■ DATA PROVIDED ■
=== Section Start ===

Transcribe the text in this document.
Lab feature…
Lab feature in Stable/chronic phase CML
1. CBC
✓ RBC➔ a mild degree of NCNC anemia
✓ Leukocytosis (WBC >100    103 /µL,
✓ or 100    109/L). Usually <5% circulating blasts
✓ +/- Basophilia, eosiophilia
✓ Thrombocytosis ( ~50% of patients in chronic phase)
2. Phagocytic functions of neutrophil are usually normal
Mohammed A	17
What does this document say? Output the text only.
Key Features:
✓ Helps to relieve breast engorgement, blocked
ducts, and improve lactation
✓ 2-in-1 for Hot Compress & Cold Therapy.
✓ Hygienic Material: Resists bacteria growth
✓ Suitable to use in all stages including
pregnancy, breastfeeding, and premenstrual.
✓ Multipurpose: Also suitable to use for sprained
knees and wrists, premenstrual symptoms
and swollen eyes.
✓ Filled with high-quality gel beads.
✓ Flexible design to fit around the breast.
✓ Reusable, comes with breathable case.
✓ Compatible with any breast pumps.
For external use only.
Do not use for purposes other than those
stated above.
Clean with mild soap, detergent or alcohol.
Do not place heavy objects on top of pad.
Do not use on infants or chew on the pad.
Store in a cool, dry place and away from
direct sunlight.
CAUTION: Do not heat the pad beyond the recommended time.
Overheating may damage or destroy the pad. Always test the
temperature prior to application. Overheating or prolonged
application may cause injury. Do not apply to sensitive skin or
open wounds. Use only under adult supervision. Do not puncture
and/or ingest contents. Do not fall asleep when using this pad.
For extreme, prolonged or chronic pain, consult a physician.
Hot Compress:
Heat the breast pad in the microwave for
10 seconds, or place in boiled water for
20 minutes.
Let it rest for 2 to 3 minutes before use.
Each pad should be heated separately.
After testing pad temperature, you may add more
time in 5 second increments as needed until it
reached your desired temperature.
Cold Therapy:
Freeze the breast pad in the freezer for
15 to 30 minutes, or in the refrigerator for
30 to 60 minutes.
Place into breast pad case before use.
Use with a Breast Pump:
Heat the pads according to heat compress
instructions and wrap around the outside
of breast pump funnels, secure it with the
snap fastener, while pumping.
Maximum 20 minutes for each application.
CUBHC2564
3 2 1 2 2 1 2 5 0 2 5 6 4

=== Section End ===

■ YOUR GOAL ■
Only a number is expected in reply: how many lines of the entries hold the word "Overheating"?

■ RESULT OF THE EXERCISE ■
2